*** Data for this task

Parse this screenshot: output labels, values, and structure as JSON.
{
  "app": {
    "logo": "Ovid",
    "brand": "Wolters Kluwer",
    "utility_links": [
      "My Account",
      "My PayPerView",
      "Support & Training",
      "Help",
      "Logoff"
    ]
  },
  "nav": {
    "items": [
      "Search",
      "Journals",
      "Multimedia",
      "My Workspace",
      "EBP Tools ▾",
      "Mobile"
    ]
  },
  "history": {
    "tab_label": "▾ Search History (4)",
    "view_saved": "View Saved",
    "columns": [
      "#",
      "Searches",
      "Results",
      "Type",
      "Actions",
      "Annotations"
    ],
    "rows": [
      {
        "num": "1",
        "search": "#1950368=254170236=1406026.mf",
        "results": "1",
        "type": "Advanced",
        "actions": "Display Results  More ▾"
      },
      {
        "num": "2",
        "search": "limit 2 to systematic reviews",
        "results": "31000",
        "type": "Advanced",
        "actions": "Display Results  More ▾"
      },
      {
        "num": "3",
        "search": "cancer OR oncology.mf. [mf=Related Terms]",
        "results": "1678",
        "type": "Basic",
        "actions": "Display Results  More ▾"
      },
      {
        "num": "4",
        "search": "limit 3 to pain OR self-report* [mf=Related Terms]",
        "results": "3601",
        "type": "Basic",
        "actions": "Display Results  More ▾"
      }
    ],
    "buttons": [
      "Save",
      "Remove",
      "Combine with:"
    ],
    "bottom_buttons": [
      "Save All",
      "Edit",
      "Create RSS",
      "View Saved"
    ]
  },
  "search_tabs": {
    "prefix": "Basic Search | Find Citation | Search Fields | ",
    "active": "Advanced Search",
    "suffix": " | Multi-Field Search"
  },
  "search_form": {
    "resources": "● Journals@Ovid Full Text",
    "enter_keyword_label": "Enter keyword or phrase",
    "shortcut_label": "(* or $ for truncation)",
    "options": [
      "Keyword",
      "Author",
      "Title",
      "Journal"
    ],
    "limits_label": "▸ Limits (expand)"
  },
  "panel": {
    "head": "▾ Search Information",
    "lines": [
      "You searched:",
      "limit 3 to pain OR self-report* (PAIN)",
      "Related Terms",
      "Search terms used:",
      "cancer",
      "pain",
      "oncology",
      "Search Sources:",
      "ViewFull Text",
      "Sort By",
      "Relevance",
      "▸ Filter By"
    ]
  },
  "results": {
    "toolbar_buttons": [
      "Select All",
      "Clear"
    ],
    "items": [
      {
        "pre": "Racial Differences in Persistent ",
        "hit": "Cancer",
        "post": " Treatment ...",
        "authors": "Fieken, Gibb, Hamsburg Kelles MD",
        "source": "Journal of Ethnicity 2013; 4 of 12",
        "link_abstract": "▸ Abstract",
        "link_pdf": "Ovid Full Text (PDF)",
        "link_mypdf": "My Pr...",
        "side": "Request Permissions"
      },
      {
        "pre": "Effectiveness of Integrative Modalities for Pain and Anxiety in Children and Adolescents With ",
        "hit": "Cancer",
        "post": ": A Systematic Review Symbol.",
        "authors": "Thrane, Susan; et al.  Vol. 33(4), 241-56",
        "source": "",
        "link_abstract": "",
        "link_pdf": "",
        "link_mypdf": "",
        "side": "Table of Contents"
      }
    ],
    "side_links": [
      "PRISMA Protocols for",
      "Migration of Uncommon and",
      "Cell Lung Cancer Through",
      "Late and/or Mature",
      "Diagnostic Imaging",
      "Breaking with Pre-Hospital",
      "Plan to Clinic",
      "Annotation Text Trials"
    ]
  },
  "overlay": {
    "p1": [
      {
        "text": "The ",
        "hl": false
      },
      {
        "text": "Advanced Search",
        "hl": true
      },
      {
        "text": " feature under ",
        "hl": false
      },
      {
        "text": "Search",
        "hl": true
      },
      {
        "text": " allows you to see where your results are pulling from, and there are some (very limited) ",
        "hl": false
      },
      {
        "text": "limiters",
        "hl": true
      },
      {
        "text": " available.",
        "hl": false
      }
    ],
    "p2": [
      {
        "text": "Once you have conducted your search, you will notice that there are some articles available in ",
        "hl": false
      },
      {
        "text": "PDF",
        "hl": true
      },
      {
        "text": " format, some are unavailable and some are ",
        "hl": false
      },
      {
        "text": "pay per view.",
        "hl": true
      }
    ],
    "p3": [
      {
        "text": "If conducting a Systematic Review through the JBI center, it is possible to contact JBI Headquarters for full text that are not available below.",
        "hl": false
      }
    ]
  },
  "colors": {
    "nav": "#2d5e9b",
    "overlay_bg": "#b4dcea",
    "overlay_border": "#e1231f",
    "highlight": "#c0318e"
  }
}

******

*What the task requires*.
Using the material above, print every entry exactly as written.

*Completed exercise*.
Parse this screenshot: output labels, values, and structure as JSON.
{
  "app": {
    "logo": "Ovid",
    "brand": "Wolters Kluwer",
    "utility_links": [
      "My Account",
      "My PayPerView",
      "Support & Training",
      "Help",
      "Logoff"
    ]
  },
  "nav": {
    "items": [
      "Search",
      "Journals",
      "Multimedia",
      "My Workspace",
      "EBP Tools ▾",
      "Mobile"
    ]
  },
  "history": {
    "tab_label": "▾ Search History (4)",
    "view_saved": "View Saved",
    "columns": [
      "#",
      "Searches",
      "Results",
      "Type",
      "Actions",
      "Annotations"
    ],
    "rows": [
      {
        "num": "1",
        "search": "#1950368=254170236=1406026.mf",
        "results": "1",
        "type": "Advanced",
        "actions": "Display Results  More ▾"
      },
      {
        "num": "2",
        "search": "limit 2 to systematic reviews",
        "results": "31000",
        "type": "Advanced",
        "actions": "Display Results  More ▾"
      },
      {
        "num": "3",
        "search": "cancer OR oncology.mf. [mf=Related Terms]",
        "results": "1678",
        "type": "Basic",
        "actions": "Display Results  More ▾"
      },
      {
        "num": "4",
        "search": "limit 3 to pain OR self-report* [mf=Related Terms]",
        "results": "3601",
        "type": "Basic",
        "actions": "Display Results  More ▾"
      }
    ],
    "buttons": [
      "Save",
      "Remove",
      "Combine with:"
    ],
    "bottom_buttons": [
      "Save All",
      "Edit",
      "Create RSS",
      "View Saved"
    ]
  },
  "search_tabs": {
    "prefix": "Basic Search | Find Citation | Search Fields | ",
    "active": "Advanced Search",
    "suffix": " | Multi-Field Search"
  },
  "search_form": {
    "resources": "● Journals@Ovid Full Text",
    "enter_keyword_label": "Enter keyword or phrase",
    "shortcut_label": "(* or $ for truncation)",
    "options": [
      "Keyword",
      "Author",
      "Title",
      "Journal"
    ],
    "limits_label": "▸ Limits (expand)"
  },
  "panel": {
    "head": "▾ Search Information",
    "lines": [
      "You searched:",
      "limit 3 to pain OR self-report* (PAIN)",
      "Related Terms",
      "Search terms used:",
      "cancer",
      "pain",
      "oncology",
      "Search Sources:",
      "ViewFull Text",
      "Sort By",
      "Relevance",
      "▸ Filter By"
    ]
  },
  "results": {
    "toolbar_buttons": [
      "Select All",
      "Clear"
    ],
    "items": [
      {
        "pre": "Racial Differences in Persistent ",
        "hit": "Cancer",
        "post": " Treatment ...",
        "authors": "Fieken, Gibb, Hamsburg Kelles MD",
        "source": "Journal of Ethnicity 2013; 4 of 12",
        "link_abstract": "▸ Abstract",
        "link_pdf": "Ovid Full Text (PDF)",
        "link_mypdf": "My Pr...",
        "side": "Request Permissions"
      },
      {
        "pre": "Effectiveness of Integrative Modalities for Pain and Anxiety in Children and Adolescents With ",
        "hit": "Cancer",
        "post": ": A Systematic Review Symbol.",
        "authors": "Thrane, Susan; et al.  Vol. 33(4), 241-56",
        "source": "",
        "link_abstract": "",
        "link_pdf": "",
        "link_mypdf": "",
        "side": "Table of Contents"
      }
    ],
    "side_links": [
      "PRISMA Protocols for",
      "Migration of Uncommon and",
      "Cell Lung Cancer Through",
      "Late and/or Mature",
      "Diagnostic Imaging",
      "Breaking with Pre-Hospital",
      "Plan to Clinic",
      "Annotation Text Trials"
    ]
  },
  "overlay": {
    "p1": [
      {
        "text": "The ",
        "hl": false
      },
      {
        "text": "Advanced Search",
        "hl": true
      },
      {
        "text": " feature under ",
        "hl": false
      },
      {
        "text": "Search",
        "hl": true
      },
      {
        "text": " allows you to see where your results are pulling from, and there are some (very limited) ",
        "hl": false
      },
      {
        "text": "limiters",
        "hl": true
      },
      {
        "text": " available.",
        "hl": false
      }
    ],
    "p2": [
      {
        "text": "Once you have conducted your search, you will notice that there are some articles available in ",
        "hl": false
      },
      {
        "text": "PDF",
        "hl": true
      },
      {
        "text": " format, some are unavailable and some are ",
        "hl": false
      },
      {
        "text": "pay per view.",
        "hl": true
      }
    ],
    "p3": [
      {
        "text": "If conducting a Systematic Review through the JBI center, it is possible to contact JBI Headquarters for full text that are not available below.",
        "hl": false
      }
    ]
  },
  "colors": {
    "nav": "#2d5e9b",
    "overlay_bg": "#b4dcea",
    "overlay_border": "#e1231f",
    "highlight": "#c0318e"
  }
}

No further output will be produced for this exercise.